**WHAT TO DO:**
In the material below, find each line holding the string "this" and copy it.

-*-*-

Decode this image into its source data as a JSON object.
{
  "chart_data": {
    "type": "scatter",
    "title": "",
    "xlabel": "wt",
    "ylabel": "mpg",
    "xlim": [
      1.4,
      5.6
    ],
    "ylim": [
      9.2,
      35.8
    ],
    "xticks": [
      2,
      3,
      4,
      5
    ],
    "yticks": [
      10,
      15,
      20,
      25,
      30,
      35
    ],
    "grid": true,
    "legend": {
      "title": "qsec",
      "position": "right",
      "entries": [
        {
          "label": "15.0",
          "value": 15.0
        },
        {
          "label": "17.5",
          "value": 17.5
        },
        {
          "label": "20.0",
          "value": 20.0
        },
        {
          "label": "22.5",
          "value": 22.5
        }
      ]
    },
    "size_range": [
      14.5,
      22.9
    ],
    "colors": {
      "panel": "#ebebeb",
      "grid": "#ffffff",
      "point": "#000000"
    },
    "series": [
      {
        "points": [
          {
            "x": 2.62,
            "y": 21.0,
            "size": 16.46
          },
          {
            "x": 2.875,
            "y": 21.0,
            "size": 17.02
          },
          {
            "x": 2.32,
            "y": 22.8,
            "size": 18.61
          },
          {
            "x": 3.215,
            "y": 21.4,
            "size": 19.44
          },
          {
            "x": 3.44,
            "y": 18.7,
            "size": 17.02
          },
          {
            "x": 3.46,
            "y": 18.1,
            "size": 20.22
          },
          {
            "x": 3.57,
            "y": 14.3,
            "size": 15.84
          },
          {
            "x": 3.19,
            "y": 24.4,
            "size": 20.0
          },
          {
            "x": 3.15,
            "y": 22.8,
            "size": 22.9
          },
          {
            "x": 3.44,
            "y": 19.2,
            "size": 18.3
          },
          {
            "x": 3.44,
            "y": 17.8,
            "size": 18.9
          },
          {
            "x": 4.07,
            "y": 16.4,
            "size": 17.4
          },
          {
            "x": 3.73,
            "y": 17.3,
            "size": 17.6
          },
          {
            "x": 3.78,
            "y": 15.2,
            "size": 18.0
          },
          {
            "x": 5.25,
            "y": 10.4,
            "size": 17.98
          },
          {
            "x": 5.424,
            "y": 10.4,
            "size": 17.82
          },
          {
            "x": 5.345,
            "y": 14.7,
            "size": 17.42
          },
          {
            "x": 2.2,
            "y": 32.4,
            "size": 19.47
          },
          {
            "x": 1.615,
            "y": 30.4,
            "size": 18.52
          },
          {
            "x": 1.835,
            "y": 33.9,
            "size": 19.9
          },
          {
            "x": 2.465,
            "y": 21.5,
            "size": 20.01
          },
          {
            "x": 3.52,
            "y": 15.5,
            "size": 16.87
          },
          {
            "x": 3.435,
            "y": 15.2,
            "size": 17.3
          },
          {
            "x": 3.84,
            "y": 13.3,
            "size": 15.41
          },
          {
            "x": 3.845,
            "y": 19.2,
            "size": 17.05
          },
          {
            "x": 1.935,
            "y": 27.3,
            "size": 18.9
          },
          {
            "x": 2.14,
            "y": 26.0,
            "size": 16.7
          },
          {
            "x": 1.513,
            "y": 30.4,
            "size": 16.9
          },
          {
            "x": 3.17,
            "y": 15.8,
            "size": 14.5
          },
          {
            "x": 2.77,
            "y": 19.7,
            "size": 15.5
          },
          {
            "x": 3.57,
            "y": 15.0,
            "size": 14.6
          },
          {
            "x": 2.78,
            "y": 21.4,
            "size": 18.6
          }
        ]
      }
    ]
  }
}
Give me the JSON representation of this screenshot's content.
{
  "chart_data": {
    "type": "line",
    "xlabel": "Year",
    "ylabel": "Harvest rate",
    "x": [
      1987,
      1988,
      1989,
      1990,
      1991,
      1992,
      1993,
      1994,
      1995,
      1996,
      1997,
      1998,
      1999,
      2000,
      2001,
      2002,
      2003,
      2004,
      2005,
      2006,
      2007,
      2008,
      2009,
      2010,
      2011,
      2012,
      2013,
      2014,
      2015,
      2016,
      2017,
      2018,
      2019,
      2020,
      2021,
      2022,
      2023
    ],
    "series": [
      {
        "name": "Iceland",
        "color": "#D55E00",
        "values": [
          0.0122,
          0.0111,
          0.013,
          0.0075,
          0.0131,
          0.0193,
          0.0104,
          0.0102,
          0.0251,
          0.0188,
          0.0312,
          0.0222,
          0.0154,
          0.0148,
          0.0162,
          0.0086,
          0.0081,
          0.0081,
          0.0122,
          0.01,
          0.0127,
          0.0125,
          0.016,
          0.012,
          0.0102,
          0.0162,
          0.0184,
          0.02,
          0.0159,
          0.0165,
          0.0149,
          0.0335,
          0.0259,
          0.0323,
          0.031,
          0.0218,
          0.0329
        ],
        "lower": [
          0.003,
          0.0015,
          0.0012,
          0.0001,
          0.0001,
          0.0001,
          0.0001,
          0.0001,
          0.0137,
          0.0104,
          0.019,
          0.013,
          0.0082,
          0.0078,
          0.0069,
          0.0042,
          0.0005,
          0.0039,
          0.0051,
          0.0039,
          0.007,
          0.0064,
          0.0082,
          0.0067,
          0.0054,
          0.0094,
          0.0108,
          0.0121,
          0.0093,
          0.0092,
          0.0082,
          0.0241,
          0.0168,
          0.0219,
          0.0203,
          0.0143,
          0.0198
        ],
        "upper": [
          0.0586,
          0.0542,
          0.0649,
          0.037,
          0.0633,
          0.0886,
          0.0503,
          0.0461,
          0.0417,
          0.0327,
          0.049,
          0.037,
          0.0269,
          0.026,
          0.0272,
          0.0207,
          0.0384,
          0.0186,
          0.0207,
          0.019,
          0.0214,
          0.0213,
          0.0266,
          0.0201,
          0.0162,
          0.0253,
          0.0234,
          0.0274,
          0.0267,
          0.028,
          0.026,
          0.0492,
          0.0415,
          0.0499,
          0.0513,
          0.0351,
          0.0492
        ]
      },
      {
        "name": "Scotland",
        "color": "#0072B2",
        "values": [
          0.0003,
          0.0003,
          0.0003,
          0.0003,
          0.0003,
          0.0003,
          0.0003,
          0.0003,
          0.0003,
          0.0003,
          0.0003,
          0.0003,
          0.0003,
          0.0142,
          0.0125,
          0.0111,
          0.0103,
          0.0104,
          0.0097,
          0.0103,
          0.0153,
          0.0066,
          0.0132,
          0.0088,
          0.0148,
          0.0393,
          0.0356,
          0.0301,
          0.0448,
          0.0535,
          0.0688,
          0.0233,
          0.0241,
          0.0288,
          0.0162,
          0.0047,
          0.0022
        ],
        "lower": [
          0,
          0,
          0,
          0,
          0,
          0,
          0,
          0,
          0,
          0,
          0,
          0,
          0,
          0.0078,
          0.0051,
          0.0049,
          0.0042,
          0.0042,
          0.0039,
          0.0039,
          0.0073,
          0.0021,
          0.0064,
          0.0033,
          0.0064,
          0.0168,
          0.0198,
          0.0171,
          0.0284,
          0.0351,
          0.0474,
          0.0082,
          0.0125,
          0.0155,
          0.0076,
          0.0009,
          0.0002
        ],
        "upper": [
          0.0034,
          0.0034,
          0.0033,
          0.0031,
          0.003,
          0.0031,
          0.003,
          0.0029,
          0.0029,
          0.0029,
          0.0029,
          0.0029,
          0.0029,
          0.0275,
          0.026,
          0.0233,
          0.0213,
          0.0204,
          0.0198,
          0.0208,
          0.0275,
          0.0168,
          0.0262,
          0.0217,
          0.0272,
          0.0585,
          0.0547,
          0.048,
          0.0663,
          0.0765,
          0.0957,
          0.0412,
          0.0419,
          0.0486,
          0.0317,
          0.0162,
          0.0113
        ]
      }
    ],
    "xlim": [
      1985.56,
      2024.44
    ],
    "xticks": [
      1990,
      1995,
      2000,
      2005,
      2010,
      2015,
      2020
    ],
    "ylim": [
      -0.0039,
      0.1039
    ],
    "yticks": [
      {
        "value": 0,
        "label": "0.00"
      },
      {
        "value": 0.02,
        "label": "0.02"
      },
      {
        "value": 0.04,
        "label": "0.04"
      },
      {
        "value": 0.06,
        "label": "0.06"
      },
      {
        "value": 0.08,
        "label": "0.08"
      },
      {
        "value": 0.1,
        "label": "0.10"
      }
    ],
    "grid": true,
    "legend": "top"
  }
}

-*-*-

**TASK SOLUTION:**
Decode this image into its source data as a JSON object.
Give me the JSON representation of this screenshot's content.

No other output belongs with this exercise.